> **INSTRUCTIONS FOR THE TASK**:
Repeat the whole listing exactly.

[Rows from a figure dataset]
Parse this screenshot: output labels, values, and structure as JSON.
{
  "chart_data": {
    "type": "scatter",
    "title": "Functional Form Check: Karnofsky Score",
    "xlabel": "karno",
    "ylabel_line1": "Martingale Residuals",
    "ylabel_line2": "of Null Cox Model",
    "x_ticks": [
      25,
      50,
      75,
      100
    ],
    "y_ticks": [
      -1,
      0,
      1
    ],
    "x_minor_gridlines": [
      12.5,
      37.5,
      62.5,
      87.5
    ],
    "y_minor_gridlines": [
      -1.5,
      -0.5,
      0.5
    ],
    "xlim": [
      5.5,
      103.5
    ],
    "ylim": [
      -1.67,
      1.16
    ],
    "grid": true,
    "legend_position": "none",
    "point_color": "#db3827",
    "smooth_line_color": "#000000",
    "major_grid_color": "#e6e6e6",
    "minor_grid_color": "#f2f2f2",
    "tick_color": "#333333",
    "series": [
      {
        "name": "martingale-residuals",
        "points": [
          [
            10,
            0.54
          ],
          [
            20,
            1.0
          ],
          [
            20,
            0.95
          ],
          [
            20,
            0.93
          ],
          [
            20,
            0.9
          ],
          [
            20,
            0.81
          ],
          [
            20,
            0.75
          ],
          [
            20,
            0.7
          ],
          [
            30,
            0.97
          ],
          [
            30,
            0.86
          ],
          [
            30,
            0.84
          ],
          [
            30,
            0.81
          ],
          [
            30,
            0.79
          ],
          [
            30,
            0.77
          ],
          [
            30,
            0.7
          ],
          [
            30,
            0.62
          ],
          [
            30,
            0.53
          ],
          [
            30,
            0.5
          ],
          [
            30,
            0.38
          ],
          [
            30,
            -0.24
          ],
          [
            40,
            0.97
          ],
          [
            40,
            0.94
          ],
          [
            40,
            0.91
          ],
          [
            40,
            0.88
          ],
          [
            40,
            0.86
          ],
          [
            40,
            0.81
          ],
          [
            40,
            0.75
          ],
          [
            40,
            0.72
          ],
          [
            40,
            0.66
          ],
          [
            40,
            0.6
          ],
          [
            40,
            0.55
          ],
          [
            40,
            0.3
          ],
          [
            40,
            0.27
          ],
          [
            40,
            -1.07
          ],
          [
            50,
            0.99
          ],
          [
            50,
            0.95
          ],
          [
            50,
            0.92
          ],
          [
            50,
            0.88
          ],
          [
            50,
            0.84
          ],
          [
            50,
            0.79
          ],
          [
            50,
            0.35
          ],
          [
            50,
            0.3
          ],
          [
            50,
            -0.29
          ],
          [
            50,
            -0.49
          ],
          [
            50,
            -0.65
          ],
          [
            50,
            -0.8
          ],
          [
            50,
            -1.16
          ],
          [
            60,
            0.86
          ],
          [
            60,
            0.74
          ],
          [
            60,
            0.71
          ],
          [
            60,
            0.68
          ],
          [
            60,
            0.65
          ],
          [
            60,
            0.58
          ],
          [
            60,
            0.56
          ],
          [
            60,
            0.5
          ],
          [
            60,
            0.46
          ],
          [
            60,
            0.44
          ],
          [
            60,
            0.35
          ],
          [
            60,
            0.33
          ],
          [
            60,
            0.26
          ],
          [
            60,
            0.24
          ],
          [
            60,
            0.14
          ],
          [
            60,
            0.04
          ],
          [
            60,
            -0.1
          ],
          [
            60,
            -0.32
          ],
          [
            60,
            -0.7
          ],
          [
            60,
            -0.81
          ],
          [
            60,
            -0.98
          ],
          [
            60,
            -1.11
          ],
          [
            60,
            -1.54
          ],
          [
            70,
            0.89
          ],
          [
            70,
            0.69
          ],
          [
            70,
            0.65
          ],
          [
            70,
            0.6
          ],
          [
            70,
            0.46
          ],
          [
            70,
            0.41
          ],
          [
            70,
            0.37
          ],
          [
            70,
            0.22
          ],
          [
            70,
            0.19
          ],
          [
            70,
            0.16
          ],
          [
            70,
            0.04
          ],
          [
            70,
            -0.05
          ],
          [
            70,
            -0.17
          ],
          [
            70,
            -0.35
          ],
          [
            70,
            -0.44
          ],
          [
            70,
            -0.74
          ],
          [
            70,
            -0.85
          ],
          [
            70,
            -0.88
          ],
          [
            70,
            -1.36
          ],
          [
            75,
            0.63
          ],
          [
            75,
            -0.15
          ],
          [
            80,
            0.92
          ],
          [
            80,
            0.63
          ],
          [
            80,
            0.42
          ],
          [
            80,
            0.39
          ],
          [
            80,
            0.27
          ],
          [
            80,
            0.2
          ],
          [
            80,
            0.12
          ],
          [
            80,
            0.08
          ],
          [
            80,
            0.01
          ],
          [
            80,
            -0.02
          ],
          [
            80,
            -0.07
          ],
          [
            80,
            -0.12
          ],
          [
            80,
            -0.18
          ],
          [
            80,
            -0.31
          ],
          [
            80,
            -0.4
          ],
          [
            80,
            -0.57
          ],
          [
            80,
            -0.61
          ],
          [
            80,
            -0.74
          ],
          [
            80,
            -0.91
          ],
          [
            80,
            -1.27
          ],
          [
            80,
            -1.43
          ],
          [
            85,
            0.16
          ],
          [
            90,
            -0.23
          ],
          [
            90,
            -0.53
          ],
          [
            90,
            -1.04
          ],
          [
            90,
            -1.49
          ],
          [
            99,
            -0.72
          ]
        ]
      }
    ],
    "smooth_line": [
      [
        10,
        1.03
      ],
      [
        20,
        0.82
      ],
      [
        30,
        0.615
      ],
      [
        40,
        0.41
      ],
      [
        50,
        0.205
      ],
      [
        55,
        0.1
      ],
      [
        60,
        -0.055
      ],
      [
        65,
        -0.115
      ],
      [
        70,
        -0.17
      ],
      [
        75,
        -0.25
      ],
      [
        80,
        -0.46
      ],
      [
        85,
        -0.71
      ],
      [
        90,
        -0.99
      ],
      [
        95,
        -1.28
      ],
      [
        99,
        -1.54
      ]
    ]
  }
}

> **WORKED ANSWER**:
Parse this screenshot: output labels, values, and structure as JSON.
{
  "chart_data": {
    "type": "scatter",
    "title": "Functional Form Check: Karnofsky Score",
    "xlabel": "karno",
    "ylabel_line1": "Martingale Residuals",
    "ylabel_line2": "of Null Cox Model",
    "x_ticks": [
      25,
      50,
      75,
      100
    ],
    "y_ticks": [
      -1,
      0,
      1
    ],
    "x_minor_gridlines": [
      12.5,
      37.5,
      62.5,
      87.5
    ],
    "y_minor_gridlines": [
      -1.5,
      -0.5,
      0.5
    ],
    "xlim": [
      5.5,
      103.5
    ],
    "ylim": [
      -1.67,
      1.16
    ],
    "grid": true,
    "legend_position": "none",
    "point_color": "#db3827",
    "smooth_line_color": "#000000",
    "major_grid_color": "#e6e6e6",
    "minor_grid_color": "#f2f2f2",
    "tick_color": "#333333",
    "series": [
      {
        "name": "martingale-residuals",
        "points": [
          [
            10,
            0.54
          ],
          [
            20,
            1.0
          ],
          [
            20,
            0.95
          ],
          [
            20,
            0.93
          ],
          [
            20,
            0.9
          ],
          [
            20,
            0.81
          ],
          [
            20,
            0.75
          ],
          [
            20,
            0.7
          ],
          [
            30,
            0.97
          ],
          [
            30,
            0.86
          ],
          [
            30,
            0.84
          ],
          [
            30,
            0.81
          ],
          [
            30,
            0.79
          ],
          [
            30,
            0.77
          ],
          [
            30,
            0.7
          ],
          [
            30,
            0.62
          ],
          [
            30,
            0.53
          ],
          [
            30,
            0.5
          ],
          [
            30,
            0.38
          ],
          [
            30,
            -0.24
          ],
          [
            40,
            0.97
          ],
          [
            40,
            0.94
          ],
          [
            40,
            0.91
          ],
          [
            40,
            0.88
          ],
          [
            40,
            0.86
          ],
          [
            40,
            0.81
          ],
          [
            40,
            0.75
          ],
          [
            40,
            0.72
          ],
          [
            40,
            0.66
          ],
          [
            40,
            0.6
          ],
          [
            40,
            0.55
          ],
          [
            40,
            0.3
          ],
          [
            40,
            0.27
          ],
          [
            40,
            -1.07
          ],
          [
            50,
            0.99
          ],
          [
            50,
            0.95
          ],
          [
            50,
            0.92
          ],
          [
            50,
            0.88
          ],
          [
            50,
            0.84
          ],
          [
            50,
            0.79
          ],
          [
            50,
            0.35
          ],
          [
            50,
            0.3
          ],
          [
            50,
            -0.29
          ],
          [
            50,
            -0.49
          ],
          [
            50,
            -0.65
          ],
          [
            50,
            -0.8
          ],
          [
            50,
            -1.16
          ],
          [
            60,
            0.86
          ],
          [
            60,
            0.74
          ],
          [
            60,
            0.71
          ],
          [
            60,
            0.68
          ],
          [
            60,
            0.65
          ],
          [
            60,
            0.58
          ],
          [
            60,
            0.56
          ],
          [
            60,
            0.5
          ],
          [
            60,
            0.46
          ],
          [
            60,
            0.44
          ],
          [
            60,
            0.35
          ],
          [
            60,
            0.33
          ],
          [
            60,
            0.26
          ],
          [
            60,
            0.24
          ],
          [
            60,
            0.14
          ],
          [
            60,
            0.04
          ],
          [
            60,
            -0.1
          ],
          [
            60,
            -0.32
          ],
          [
            60,
            -0.7
          ],
          [
            60,
            -0.81
          ],
          [
            60,
            -0.98
          ],
          [
            60,
            -1.11
          ],
          [
            60,
            -1.54
          ],
          [
            70,
            0.89
          ],
          [
            70,
            0.69
          ],
          [
            70,
            0.65
          ],
          [
            70,
            0.6
          ],
          [
            70,
            0.46
          ],
          [
            70,
            0.41
          ],
          [
            70,
            0.37
          ],
          [
            70,
            0.22
          ],
          [
            70,
            0.19
          ],
          [
            70,
            0.16
          ],
          [
            70,
            0.04
          ],
          [
            70,
            -0.05
          ],
          [
            70,
            -0.17
          ],
          [
            70,
            -0.35
          ],
          [
            70,
            -0.44
          ],
          [
            70,
            -0.74
          ],
          [
            70,
            -0.85
          ],
          [
            70,
            -0.88
          ],
          [
            70,
            -1.36
          ],
          [
            75,
            0.63
          ],
          [
            75,
            -0.15
          ],
          [
            80,
            0.92
          ],
          [
            80,
            0.63
          ],
          [
            80,
            0.42
          ],
          [
            80,
            0.39
          ],
          [
            80,
            0.27
          ],
          [
            80,
            0.2
          ],
          [
            80,
            0.12
          ],
          [
            80,
            0.08
          ],
          [
            80,
            0.01
          ],
          [
            80,
            -0.02
          ],
          [
            80,
            -0.07
          ],
          [
            80,
            -0.12
          ],
          [
            80,
            -0.18
          ],
          [
            80,
            -0.31
          ],
          [
            80,
            -0.4
          ],
          [
            80,
            -0.57
          ],
          [
            80,
            -0.61
          ],
          [
            80,
            -0.74
          ],
          [
            80,
            -0.91
          ],
          [
            80,
            -1.27
          ],
          [
            80,
            -1.43
          ],
          [
            85,
            0.16
          ],
          [
            90,
            -0.23
          ],
          [
            90,
            -0.53
          ],
          [
            90,
            -1.04
          ],
          [
            90,
            -1.49
          ],
          [
            99,
            -0.72
          ]
        ]
      }
    ],
    "smooth_line": [
      [
        10,
        1.03
      ],
      [
        20,
        0.82
      ],
      [
        30,
        0.615
      ],
      [
        40,
        0.41
      ],
      [
        50,
        0.205
      ],
      [
        55,
        0.1
      ],
      [
        60,
        -0.055
      ],
      [
        65,
        -0.115
      ],
      [
        70,
        -0.17
      ],
      [
        75,
        -0.25
      ],
      [
        80,
        -0.46
      ],
      [
        85,
        -0.71
      ],
      [
        90,
        -0.99
      ],
      [
        95,
        -1.28
      ],
      [
        99,
        -1.54
      ]
    ]
  }
}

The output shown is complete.